--- start Input ---

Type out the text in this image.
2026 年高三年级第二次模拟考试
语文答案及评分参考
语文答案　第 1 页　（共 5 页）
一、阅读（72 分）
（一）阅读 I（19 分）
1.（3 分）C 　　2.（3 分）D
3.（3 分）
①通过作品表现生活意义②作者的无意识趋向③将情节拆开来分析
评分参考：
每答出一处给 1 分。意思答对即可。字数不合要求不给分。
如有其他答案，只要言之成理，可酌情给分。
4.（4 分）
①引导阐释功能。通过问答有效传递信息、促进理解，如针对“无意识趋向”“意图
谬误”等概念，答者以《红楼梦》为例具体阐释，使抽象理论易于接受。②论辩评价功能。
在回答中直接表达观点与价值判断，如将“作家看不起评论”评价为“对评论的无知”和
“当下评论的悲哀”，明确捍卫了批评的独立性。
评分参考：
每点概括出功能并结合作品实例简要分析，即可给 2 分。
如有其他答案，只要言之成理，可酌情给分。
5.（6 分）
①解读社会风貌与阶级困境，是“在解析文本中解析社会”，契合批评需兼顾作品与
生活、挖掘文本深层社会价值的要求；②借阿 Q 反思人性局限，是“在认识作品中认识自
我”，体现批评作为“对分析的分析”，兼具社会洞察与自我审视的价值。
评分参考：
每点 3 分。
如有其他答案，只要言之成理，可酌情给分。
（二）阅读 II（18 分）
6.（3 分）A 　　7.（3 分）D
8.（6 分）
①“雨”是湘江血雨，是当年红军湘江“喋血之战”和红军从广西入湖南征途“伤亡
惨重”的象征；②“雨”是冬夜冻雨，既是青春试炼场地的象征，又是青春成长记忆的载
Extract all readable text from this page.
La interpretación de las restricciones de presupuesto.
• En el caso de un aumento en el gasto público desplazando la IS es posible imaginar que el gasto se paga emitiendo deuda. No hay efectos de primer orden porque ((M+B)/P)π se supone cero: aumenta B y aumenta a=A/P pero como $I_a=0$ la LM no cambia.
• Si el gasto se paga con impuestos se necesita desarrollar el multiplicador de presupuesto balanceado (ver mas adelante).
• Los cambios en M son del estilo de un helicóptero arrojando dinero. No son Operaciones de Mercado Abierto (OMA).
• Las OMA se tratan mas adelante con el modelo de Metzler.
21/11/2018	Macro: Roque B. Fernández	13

--- end Input ---

Task prompt:
Tally the lines containing "text". Provide the number without any other words.

Task result:
2